◆ **GIVEN REQUEST**
Across the material below, how many lines contain the word "TSCĐ"? Give only the number.

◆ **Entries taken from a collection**

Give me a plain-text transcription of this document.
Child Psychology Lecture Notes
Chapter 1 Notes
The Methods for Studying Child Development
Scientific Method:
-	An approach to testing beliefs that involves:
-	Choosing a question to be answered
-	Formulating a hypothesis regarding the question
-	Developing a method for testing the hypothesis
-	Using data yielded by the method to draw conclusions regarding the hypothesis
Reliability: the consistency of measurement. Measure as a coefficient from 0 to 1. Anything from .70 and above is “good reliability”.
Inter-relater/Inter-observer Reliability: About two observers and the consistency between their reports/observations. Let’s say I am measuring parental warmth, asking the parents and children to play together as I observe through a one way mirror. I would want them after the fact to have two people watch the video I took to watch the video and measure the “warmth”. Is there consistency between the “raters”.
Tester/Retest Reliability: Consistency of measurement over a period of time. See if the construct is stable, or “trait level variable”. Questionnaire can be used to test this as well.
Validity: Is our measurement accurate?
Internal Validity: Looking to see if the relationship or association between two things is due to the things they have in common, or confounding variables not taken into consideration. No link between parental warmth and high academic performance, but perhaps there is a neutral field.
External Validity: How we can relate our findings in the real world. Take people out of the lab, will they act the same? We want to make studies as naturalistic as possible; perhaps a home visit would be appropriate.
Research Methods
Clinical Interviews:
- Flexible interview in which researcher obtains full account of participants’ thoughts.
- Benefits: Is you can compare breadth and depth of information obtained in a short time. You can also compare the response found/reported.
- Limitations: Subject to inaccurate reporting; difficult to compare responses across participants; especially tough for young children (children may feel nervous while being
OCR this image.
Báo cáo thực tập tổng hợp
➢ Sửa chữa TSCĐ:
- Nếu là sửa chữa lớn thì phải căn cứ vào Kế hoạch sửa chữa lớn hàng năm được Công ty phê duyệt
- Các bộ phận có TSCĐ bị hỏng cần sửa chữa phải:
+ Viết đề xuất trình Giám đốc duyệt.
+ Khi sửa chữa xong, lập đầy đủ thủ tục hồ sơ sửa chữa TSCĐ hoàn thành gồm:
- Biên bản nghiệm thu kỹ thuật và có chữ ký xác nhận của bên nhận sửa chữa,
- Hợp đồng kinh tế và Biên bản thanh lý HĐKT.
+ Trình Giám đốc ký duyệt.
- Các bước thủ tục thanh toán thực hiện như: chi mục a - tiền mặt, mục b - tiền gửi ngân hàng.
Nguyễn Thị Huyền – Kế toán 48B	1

◆ **RESULT**
3